Among the lines below, how many carry the string "ffffff"? Reply with a number and nothing else.

--- BEGIN DATA FOR THIS EXERCISE ---

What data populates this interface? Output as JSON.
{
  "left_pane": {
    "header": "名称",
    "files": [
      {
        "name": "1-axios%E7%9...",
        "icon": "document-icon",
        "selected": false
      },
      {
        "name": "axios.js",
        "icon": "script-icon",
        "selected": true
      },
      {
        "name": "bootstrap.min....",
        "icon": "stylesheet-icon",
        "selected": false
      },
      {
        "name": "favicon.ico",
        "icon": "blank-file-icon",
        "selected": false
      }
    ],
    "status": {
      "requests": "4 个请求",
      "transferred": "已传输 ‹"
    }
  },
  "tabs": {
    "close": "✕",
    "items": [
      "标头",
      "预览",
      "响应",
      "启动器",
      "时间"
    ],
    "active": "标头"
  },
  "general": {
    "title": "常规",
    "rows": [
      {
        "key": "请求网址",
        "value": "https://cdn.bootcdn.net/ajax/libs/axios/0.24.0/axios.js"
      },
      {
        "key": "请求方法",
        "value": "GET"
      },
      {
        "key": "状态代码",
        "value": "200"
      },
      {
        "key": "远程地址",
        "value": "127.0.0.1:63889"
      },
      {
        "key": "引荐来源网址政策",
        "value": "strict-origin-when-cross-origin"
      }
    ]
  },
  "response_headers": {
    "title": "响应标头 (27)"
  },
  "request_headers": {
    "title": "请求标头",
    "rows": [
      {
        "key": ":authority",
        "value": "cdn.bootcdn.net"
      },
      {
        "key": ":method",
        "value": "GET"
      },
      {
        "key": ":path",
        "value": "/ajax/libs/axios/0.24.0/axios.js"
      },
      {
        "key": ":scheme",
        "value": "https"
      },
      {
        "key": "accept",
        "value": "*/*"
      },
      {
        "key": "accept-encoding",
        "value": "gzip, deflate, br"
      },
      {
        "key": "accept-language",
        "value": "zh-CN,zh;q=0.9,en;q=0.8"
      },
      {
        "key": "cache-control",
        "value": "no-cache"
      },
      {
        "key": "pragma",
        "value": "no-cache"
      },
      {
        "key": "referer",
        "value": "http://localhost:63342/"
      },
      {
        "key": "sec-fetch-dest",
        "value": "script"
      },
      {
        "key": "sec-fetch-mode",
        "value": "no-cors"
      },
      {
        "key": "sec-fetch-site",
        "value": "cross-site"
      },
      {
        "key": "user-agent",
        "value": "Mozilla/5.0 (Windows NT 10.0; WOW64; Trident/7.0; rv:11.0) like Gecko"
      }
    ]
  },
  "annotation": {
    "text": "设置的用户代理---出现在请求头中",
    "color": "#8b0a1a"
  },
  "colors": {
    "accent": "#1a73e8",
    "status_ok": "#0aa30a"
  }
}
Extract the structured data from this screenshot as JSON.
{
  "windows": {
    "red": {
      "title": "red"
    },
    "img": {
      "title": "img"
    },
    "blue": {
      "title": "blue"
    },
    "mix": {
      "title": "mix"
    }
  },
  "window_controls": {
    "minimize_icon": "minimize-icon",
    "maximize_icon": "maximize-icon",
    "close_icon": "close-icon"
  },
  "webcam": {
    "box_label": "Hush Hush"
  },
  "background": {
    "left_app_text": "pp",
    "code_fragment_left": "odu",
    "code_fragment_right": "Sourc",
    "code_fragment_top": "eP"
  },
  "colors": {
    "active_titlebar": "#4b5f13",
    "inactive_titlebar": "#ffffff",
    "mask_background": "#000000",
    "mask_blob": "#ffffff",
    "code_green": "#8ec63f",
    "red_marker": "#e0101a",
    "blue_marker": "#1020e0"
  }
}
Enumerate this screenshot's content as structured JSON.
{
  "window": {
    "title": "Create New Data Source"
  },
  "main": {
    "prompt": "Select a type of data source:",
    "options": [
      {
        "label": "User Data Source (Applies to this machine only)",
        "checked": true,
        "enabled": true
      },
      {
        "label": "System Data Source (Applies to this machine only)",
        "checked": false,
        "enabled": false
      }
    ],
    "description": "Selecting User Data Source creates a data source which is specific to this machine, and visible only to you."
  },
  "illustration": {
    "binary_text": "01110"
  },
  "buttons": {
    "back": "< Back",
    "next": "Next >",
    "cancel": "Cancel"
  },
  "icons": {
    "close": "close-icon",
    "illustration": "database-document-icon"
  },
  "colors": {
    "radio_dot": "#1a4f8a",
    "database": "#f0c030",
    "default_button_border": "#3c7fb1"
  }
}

--- END DATA FOR THIS EXERCISE ---

### OUTPUT BELOW
2